§ Records excerpted from a collection
═══

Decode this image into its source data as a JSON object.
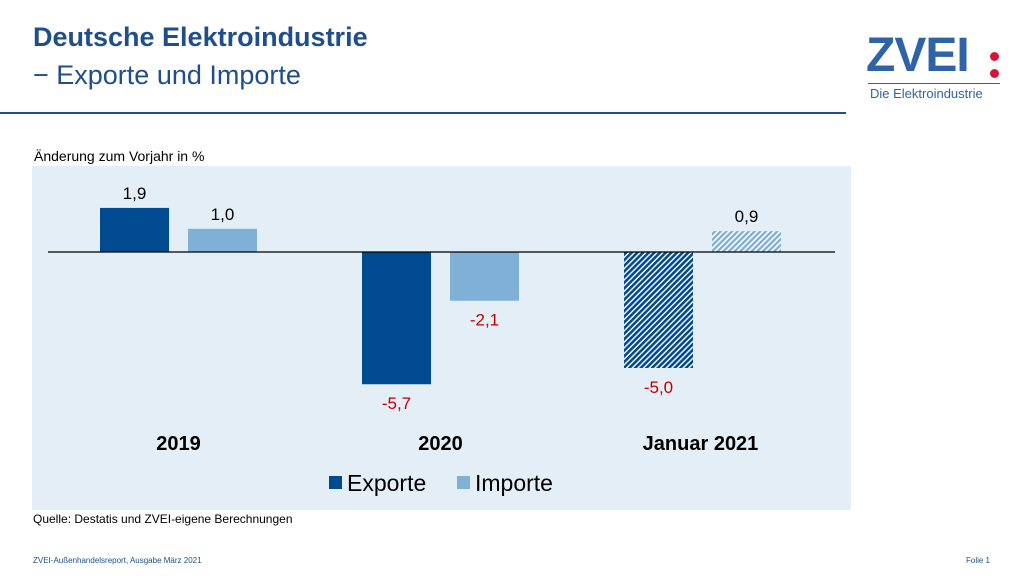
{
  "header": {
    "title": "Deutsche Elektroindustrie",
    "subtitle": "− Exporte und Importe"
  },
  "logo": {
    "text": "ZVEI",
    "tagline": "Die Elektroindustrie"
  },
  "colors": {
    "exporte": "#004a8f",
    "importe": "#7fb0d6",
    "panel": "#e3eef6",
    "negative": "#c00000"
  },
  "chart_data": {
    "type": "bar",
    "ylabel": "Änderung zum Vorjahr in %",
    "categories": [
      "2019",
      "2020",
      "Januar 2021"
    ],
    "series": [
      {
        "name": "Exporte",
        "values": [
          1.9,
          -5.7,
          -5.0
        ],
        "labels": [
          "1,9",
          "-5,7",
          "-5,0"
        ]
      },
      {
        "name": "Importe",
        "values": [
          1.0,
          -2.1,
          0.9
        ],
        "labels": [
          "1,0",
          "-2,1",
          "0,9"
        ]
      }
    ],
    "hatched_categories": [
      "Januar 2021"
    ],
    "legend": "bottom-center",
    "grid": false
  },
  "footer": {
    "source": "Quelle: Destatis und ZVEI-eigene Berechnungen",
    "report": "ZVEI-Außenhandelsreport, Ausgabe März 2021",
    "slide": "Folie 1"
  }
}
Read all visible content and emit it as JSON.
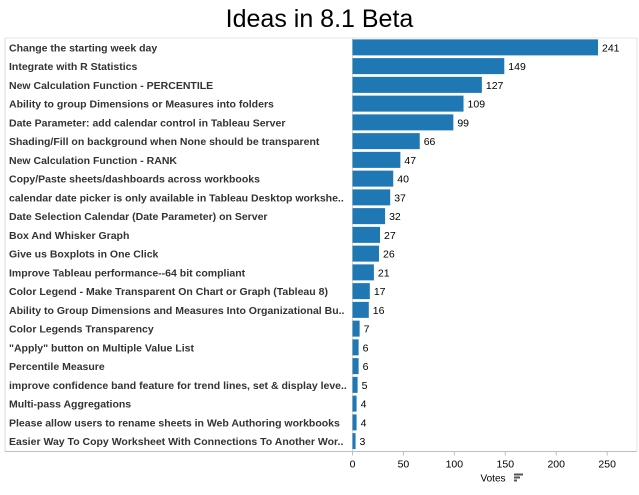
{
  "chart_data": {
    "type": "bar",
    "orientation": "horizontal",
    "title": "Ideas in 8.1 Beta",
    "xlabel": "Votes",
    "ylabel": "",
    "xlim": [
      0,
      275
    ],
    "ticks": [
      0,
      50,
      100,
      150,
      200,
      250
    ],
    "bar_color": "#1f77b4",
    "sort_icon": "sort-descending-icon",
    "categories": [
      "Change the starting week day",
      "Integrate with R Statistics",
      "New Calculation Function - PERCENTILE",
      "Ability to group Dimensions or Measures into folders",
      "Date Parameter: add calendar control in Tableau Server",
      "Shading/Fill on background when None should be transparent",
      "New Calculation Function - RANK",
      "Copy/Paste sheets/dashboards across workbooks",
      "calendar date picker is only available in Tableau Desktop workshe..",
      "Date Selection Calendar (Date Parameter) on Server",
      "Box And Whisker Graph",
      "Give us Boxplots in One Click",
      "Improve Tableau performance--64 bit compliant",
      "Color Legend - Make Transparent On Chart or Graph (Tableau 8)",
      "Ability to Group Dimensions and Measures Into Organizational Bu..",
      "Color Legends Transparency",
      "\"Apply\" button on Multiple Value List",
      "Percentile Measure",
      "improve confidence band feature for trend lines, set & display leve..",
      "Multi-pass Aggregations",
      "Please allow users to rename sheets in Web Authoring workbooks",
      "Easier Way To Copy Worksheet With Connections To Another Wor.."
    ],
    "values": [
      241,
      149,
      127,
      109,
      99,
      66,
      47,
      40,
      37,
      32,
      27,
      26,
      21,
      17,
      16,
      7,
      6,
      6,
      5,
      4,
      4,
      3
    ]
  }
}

═══

§ Directive
Copy all lines from the material that contain "Elektroindustrie".

§ Full solution
    "title": "Deutsche Elektroindustrie",
    "tagline": "Die Elektroindustrie"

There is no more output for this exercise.